▶ [Problem statement]:
Extract all lines that hold the string "Diciembre".

▶ [Available data]:
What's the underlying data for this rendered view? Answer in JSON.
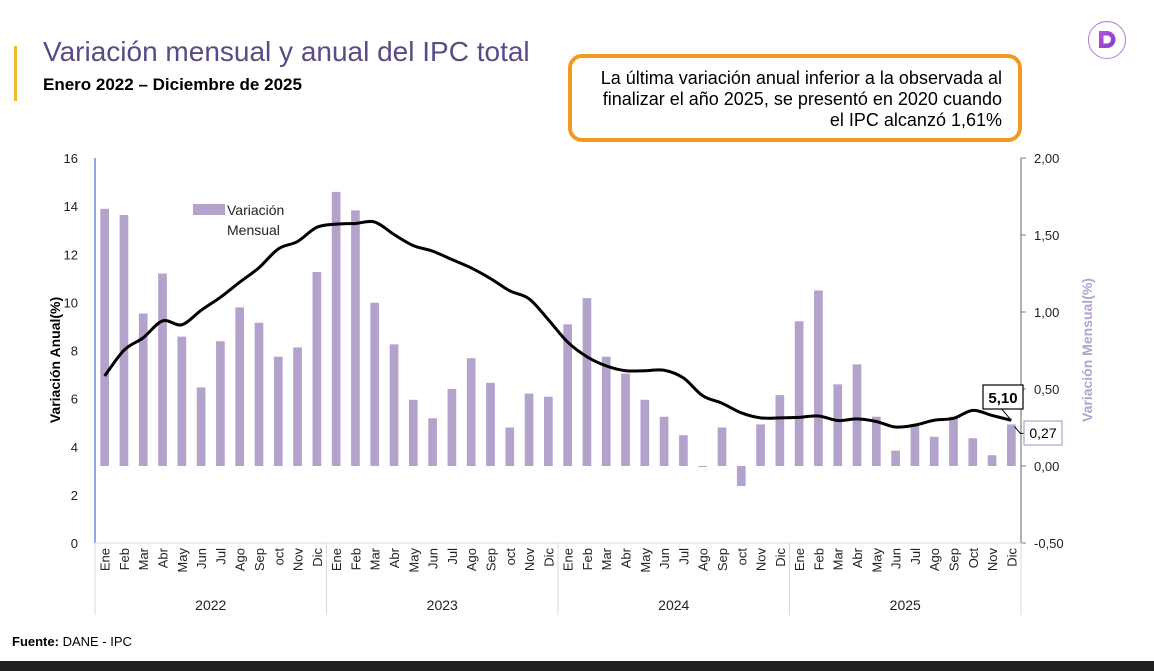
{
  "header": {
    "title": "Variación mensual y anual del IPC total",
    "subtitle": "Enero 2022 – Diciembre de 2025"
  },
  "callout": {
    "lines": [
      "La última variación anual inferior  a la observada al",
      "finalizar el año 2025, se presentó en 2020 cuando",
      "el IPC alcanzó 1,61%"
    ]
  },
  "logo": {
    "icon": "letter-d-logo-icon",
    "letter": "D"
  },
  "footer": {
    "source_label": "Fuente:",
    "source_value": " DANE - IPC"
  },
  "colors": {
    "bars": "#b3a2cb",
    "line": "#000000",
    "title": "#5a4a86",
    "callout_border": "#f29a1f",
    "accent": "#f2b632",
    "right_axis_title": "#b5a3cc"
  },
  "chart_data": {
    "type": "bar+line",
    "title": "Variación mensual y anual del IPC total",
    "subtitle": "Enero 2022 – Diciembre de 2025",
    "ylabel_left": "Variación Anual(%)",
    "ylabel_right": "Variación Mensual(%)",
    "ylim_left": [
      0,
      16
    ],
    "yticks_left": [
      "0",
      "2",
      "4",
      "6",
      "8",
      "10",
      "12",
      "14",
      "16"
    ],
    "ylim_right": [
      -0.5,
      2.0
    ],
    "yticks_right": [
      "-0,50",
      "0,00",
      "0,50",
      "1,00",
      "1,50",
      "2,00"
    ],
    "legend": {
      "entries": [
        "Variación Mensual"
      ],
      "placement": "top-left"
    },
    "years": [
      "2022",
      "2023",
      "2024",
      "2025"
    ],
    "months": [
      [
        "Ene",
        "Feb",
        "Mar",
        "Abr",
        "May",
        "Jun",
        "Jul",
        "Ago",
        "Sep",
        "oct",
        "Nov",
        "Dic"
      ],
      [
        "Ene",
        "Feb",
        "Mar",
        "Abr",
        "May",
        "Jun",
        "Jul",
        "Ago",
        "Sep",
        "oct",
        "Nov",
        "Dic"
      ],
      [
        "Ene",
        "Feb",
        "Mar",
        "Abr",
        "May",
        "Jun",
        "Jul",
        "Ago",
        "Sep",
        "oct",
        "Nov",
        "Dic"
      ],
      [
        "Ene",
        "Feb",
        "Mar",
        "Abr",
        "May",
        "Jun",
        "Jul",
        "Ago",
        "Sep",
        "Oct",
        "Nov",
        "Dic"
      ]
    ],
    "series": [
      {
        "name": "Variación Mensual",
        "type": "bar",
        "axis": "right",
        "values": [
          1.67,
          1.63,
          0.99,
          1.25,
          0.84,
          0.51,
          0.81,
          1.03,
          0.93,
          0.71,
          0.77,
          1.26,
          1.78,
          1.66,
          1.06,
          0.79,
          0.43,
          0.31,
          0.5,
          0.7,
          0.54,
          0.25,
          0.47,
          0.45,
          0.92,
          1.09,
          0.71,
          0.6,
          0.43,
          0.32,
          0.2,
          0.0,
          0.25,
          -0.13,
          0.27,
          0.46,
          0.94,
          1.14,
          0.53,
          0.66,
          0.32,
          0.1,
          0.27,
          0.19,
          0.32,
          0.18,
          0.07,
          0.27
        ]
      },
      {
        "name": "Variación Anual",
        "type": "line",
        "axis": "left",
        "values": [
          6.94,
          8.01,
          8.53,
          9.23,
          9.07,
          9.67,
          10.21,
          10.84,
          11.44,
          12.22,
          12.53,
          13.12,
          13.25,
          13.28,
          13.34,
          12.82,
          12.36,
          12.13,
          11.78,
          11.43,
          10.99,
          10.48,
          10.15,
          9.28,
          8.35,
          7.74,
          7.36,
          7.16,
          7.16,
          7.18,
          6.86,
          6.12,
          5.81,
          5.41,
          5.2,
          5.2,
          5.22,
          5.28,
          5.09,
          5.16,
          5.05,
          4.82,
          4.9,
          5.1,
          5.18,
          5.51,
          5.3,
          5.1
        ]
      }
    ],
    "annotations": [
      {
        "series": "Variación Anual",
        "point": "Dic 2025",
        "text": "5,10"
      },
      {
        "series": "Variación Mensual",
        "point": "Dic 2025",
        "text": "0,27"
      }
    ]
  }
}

▶ [Exercise result]:
    "subtitle": "Enero 2022 – Diciembre de 2025"
    "subtitle": "Enero 2022 – Diciembre de 2025",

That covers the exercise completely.